## Information provided
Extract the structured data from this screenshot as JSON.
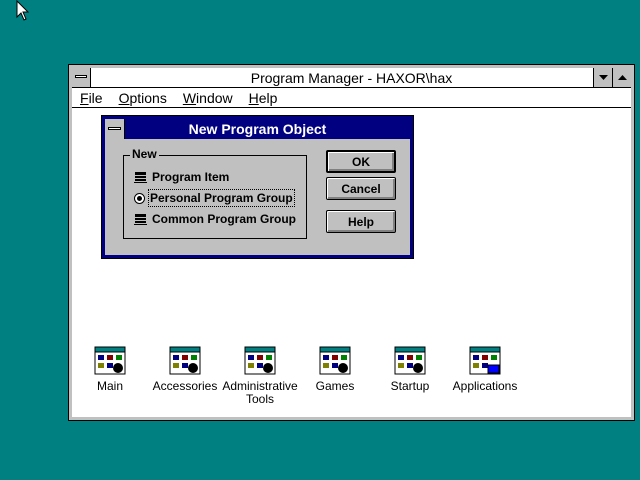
{
  "window": {
    "title": "Program Manager - HAXOR\\hax",
    "menu": [
      "File",
      "Options",
      "Window",
      "Help"
    ],
    "menu_underline": [
      "F",
      "O",
      "W",
      "H"
    ]
  },
  "dialog": {
    "title": "New Program Object",
    "group_label": "New",
    "options": [
      {
        "label": "Program Item",
        "selected": false
      },
      {
        "label": "Personal Program Group",
        "selected": true
      },
      {
        "label": "Common Program Group",
        "selected": false
      }
    ],
    "buttons": {
      "ok": "OK",
      "cancel": "Cancel",
      "help": "Help"
    }
  },
  "icons": [
    {
      "label_1": "Main",
      "label_2": ""
    },
    {
      "label_1": "Accessories",
      "label_2": ""
    },
    {
      "label_1": "Administrative",
      "label_2": "Tools"
    },
    {
      "label_1": "Games",
      "label_2": ""
    },
    {
      "label_1": "Startup",
      "label_2": ""
    },
    {
      "label_1": "Applications",
      "label_2": ""
    }
  ],
  "colors": {
    "desktop": "#008080",
    "title_active": "#000080",
    "face": "#c0c0c0"
  }
}
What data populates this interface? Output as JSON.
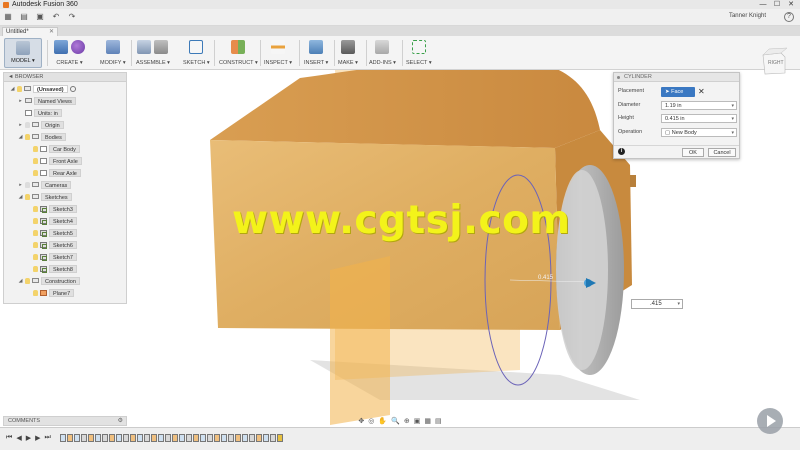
{
  "window": {
    "title": "Autodesk Fusion 360",
    "controls": [
      "—",
      "☐",
      "✕"
    ]
  },
  "quick_access": {
    "user_name": "Tanner Knight",
    "help": "?"
  },
  "document_tab": {
    "label": "Untitled*",
    "close": "✕"
  },
  "ribbon": {
    "workspace": "MODEL ▾",
    "groups": [
      {
        "id": "create",
        "label": "CREATE ▾"
      },
      {
        "id": "modify",
        "label": "MODIFY ▾"
      },
      {
        "id": "assemble",
        "label": "ASSEMBLE ▾"
      },
      {
        "id": "sketch",
        "label": "SKETCH ▾"
      },
      {
        "id": "construct",
        "label": "CONSTRUCT ▾"
      },
      {
        "id": "inspect",
        "label": "INSPECT ▾"
      },
      {
        "id": "insert",
        "label": "INSERT ▾"
      },
      {
        "id": "make",
        "label": "MAKE ▾"
      },
      {
        "id": "addins",
        "label": "ADD-INS ▾"
      },
      {
        "id": "select",
        "label": "SELECT ▾"
      }
    ]
  },
  "browser": {
    "header": "◄ BROWSER",
    "root": "(Unsaved)",
    "named_views": "Named Views",
    "units": "Units: in",
    "origin": "Origin",
    "bodies": "Bodies",
    "body_items": [
      "Car Body",
      "Front Axle",
      "Rear Axle"
    ],
    "cameras": "Cameras",
    "sketches": "Sketches",
    "sketch_items": [
      "Sketch3",
      "Sketch4",
      "Sketch5",
      "Sketch6",
      "Sketch7",
      "Sketch8"
    ],
    "construction": "Construction",
    "construction_items": [
      "Plane7"
    ]
  },
  "cylinder_dialog": {
    "title": "CYLINDER",
    "placement_label": "Placement",
    "placement_value": "Face",
    "diameter_label": "Diameter",
    "diameter_value": "1.19 in",
    "height_label": "Height",
    "height_value": "0.415 in",
    "operation_label": "Operation",
    "operation_value": "New Body",
    "ok_label": "OK",
    "cancel_label": "Cancel"
  },
  "viewcube": {
    "face_label": "RIGHT"
  },
  "viewport": {
    "dimension_label": "0.415",
    "value_input": ".415",
    "watermark": "www.cgtsj.com"
  },
  "comments": {
    "label": "COMMENTS"
  },
  "colors": {
    "wood_light": "#e6b870",
    "wood_dark": "#c98f44",
    "plane_orange": "#f2b24a",
    "wheel_gray": "#b9b9b9",
    "select_blue": "#3a78c2",
    "watermark_yellow": "#f3f31a"
  }
}
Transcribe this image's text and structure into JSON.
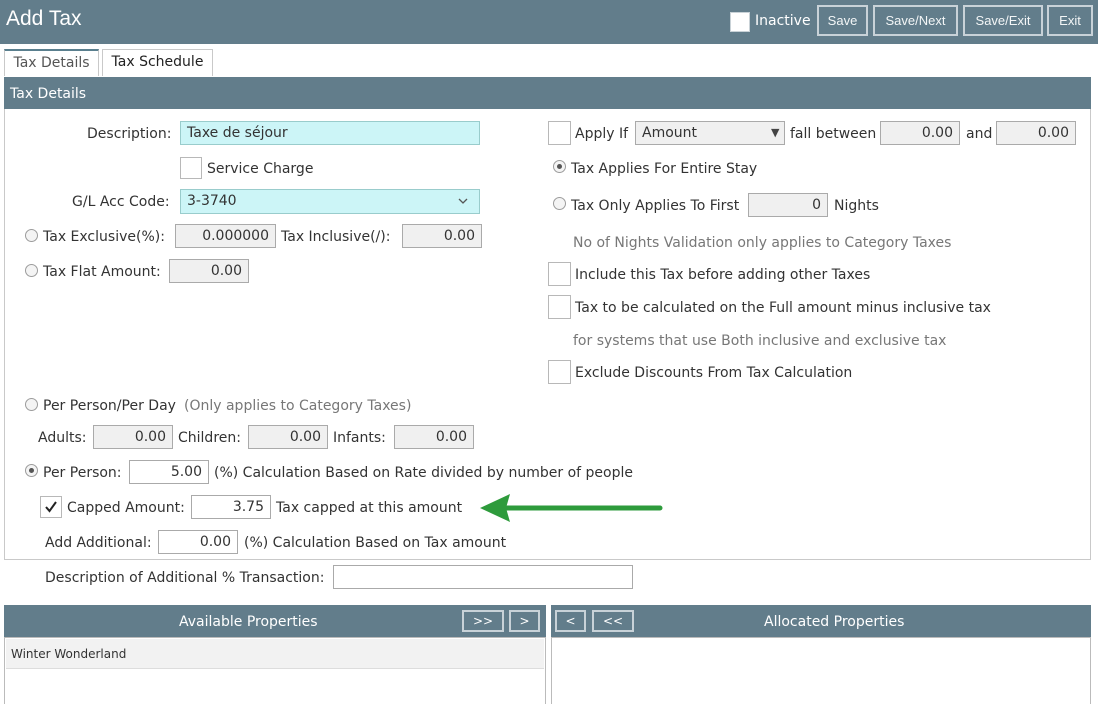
{
  "header": {
    "title": "Add Tax",
    "inactive_label": "Inactive",
    "buttons": {
      "save": "Save",
      "save_next": "Save/Next",
      "save_exit": "Save/Exit",
      "exit": "Exit"
    }
  },
  "tabs": [
    "Tax Details",
    "Tax Schedule"
  ],
  "panel_title": "Tax Details",
  "left": {
    "description_label": "Description:",
    "description_value": "Taxe de séjour",
    "service_charge_label": "Service Charge",
    "gl_label": "G/L Acc Code:",
    "gl_value": "3-3740",
    "tax_exclusive_label": "Tax Exclusive(%):",
    "tax_exclusive_value": "0.000000",
    "tax_inclusive_label": "Tax Inclusive(/):",
    "tax_inclusive_value": "0.00",
    "tax_flat_label": "Tax Flat Amount:",
    "tax_flat_value": "0.00",
    "per_person_day_label": "Per Person/Per Day",
    "per_person_day_note": "(Only applies to Category Taxes)",
    "adults_label": "Adults:",
    "adults_value": "0.00",
    "children_label": "Children:",
    "children_value": "0.00",
    "infants_label": "Infants:",
    "infants_value": "0.00",
    "per_person_label": "Per Person:",
    "per_person_value": "5.00",
    "per_person_note": "(%) Calculation Based on Rate divided by number of people",
    "capped_label": "Capped Amount:",
    "capped_value": "3.75",
    "capped_note": "Tax capped at this amount",
    "add_additional_label": "Add Additional:",
    "add_additional_value": "0.00",
    "add_additional_note": "(%) Calculation Based on Tax amount",
    "desc_additional_label": "Description of Additional % Transaction:",
    "desc_additional_value": ""
  },
  "right": {
    "apply_if_label": "Apply If",
    "apply_if_select": "Amount",
    "fall_between_label": "fall between",
    "fall_from": "0.00",
    "and_label": "and",
    "fall_to": "0.00",
    "entire_stay_label": "Tax Applies For Entire Stay",
    "first_nights_label": "Tax Only Applies To First",
    "first_nights_value": "0",
    "nights_label": "Nights",
    "nights_note": "No of Nights Validation only applies to Category Taxes",
    "include_before_label": "Include this Tax before adding other Taxes",
    "full_amount_label": "Tax to be calculated on the Full amount minus inclusive tax",
    "full_amount_note": "for systems that use Both inclusive and exclusive tax",
    "exclude_discounts_label": "Exclude Discounts From Tax Calculation"
  },
  "lists": {
    "available_title": "Available Properties",
    "allocated_title": "Allocated Properties",
    "move_all_right": ">>",
    "move_right": ">",
    "move_left": "<",
    "move_all_left": "<<",
    "available_items": [
      "Winter Wonderland"
    ]
  },
  "colors": {
    "header": "#627d8b",
    "annotation_arrow": "#2e9b3c",
    "description_bg": "#ccf5f7"
  }
}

## Task objective
Above are records to transcribe exactly; leave their pictures out.

## Response to the task
Extract the structured data from this screenshot as JSON.
{
  "window": {
    "title": "Program Manager - HAXOR\\hax",
    "menu": [
      "File",
      "Options",
      "Window",
      "Help"
    ],
    "menu_underline": [
      "F",
      "O",
      "W",
      "H"
    ]
  },
  "dialog": {
    "title": "New Program Object",
    "group_label": "New",
    "options": [
      {
        "label": "Program Item",
        "selected": false
      },
      {
        "label": "Personal Program Group",
        "selected": true
      },
      {
        "label": "Common Program Group",
        "selected": false
      }
    ],
    "buttons": {
      "ok": "OK",
      "cancel": "Cancel",
      "help": "Help"
    }
  },
  "icons": [
    {
      "label_1": "Main",
      "label_2": ""
    },
    {
      "label_1": "Accessories",
      "label_2": ""
    },
    {
      "label_1": "Administrative",
      "label_2": "Tools"
    },
    {
      "label_1": "Games",
      "label_2": ""
    },
    {
      "label_1": "Startup",
      "label_2": ""
    },
    {
      "label_1": "Applications",
      "label_2": ""
    }
  ],
  "colors": {
    "desktop": "#008080",
    "title_active": "#000080",
    "face": "#c0c0c0"
  }
}
What data populates this interface? Output as JSON.
{
  "window": {
    "title": "Autodesk Fusion 360",
    "controls": [
      "—",
      "☐",
      "✕"
    ]
  },
  "quick_access": {
    "user_name": "Tanner Knight",
    "help": "?"
  },
  "document_tab": {
    "label": "Untitled*",
    "close": "✕"
  },
  "ribbon": {
    "workspace": "MODEL ▾",
    "groups": [
      {
        "id": "create",
        "label": "CREATE ▾"
      },
      {
        "id": "modify",
        "label": "MODIFY ▾"
      },
      {
        "id": "assemble",
        "label": "ASSEMBLE ▾"
      },
      {
        "id": "sketch",
        "label": "SKETCH ▾"
      },
      {
        "id": "construct",
        "label": "CONSTRUCT ▾"
      },
      {
        "id": "inspect",
        "label": "INSPECT ▾"
      },
      {
        "id": "insert",
        "label": "INSERT ▾"
      },
      {
        "id": "make",
        "label": "MAKE ▾"
      },
      {
        "id": "addins",
        "label": "ADD-INS ▾"
      },
      {
        "id": "select",
        "label": "SELECT ▾"
      }
    ]
  },
  "browser": {
    "header": "◄ BROWSER",
    "root": "(Unsaved)",
    "named_views": "Named Views",
    "units": "Units: in",
    "origin": "Origin",
    "bodies": "Bodies",
    "body_items": [
      "Car Body",
      "Front Axle",
      "Rear Axle"
    ],
    "cameras": "Cameras",
    "sketches": "Sketches",
    "sketch_items": [
      "Sketch3",
      "Sketch4",
      "Sketch5",
      "Sketch6",
      "Sketch7",
      "Sketch8"
    ],
    "construction": "Construction",
    "construction_items": [
      "Plane7"
    ]
  },
  "cylinder_dialog": {
    "title": "CYLINDER",
    "placement_label": "Placement",
    "placement_value": "Face",
    "diameter_label": "Diameter",
    "diameter_value": "1.19 in",
    "height_label": "Height",
    "height_value": "0.415 in",
    "operation_label": "Operation",
    "operation_value": "New Body",
    "ok_label": "OK",
    "cancel_label": "Cancel"
  },
  "viewcube": {
    "face_label": "RIGHT"
  },
  "viewport": {
    "dimension_label": "0.415",
    "value_input": ".415",
    "watermark": "www.cgtsj.com"
  },
  "comments": {
    "label": "COMMENTS"
  },
  "colors": {
    "wood_light": "#e6b870",
    "wood_dark": "#c98f44",
    "plane_orange": "#f2b24a",
    "wheel_gray": "#b9b9b9",
    "select_blue": "#3a78c2",
    "watermark_yellow": "#f3f31a"
  }
}
Transcribe this image's text and structure into JSON.
{
  "header": {
    "title": "Add Tax",
    "inactive_label": "Inactive",
    "buttons": {
      "save": "Save",
      "save_next": "Save/Next",
      "save_exit": "Save/Exit",
      "exit": "Exit"
    }
  },
  "tabs": [
    "Tax Details",
    "Tax Schedule"
  ],
  "panel_title": "Tax Details",
  "left": {
    "description_label": "Description:",
    "description_value": "Taxe de séjour",
    "service_charge_label": "Service Charge",
    "gl_label": "G/L Acc Code:",
    "gl_value": "3-3740",
    "tax_exclusive_label": "Tax Exclusive(%):",
    "tax_exclusive_value": "0.000000",
    "tax_inclusive_label": "Tax Inclusive(/):",
    "tax_inclusive_value": "0.00",
    "tax_flat_label": "Tax Flat Amount:",
    "tax_flat_value": "0.00",
    "per_person_day_label": "Per Person/Per Day",
    "per_person_day_note": "(Only applies to Category Taxes)",
    "adults_label": "Adults:",
    "adults_value": "0.00",
    "children_label": "Children:",
    "children_value": "0.00",
    "infants_label": "Infants:",
    "infants_value": "0.00",
    "per_person_label": "Per Person:",
    "per_person_value": "5.00",
    "per_person_note": "(%) Calculation Based on Rate divided by number of people",
    "capped_label": "Capped Amount:",
    "capped_value": "3.75",
    "capped_note": "Tax capped at this amount",
    "add_additional_label": "Add Additional:",
    "add_additional_value": "0.00",
    "add_additional_note": "(%) Calculation Based on Tax amount",
    "desc_additional_label": "Description of Additional % Transaction:",
    "desc_additional_value": ""
  },
  "right": {
    "apply_if_label": "Apply If",
    "apply_if_select": "Amount",
    "fall_between_label": "fall between",
    "fall_from": "0.00",
    "and_label": "and",
    "fall_to": "0.00",
    "entire_stay_label": "Tax Applies For Entire Stay",
    "first_nights_label": "Tax Only Applies To First",
    "first_nights_value": "0",
    "nights_label": "Nights",
    "nights_note": "No of Nights Validation only applies to Category Taxes",
    "include_before_label": "Include this Tax before adding other Taxes",
    "full_amount_label": "Tax to be calculated on the Full amount minus inclusive tax",
    "full_amount_note": "for systems that use Both inclusive and exclusive tax",
    "exclude_discounts_label": "Exclude Discounts From Tax Calculation"
  },
  "lists": {
    "available_title": "Available Properties",
    "allocated_title": "Allocated Properties",
    "move_all_right": ">>",
    "move_right": ">",
    "move_left": "<",
    "move_all_left": "<<",
    "available_items": [
      "Winter Wonderland"
    ]
  },
  "colors": {
    "header": "#627d8b",
    "annotation_arrow": "#2e9b3c",
    "description_bg": "#ccf5f7"
  }
}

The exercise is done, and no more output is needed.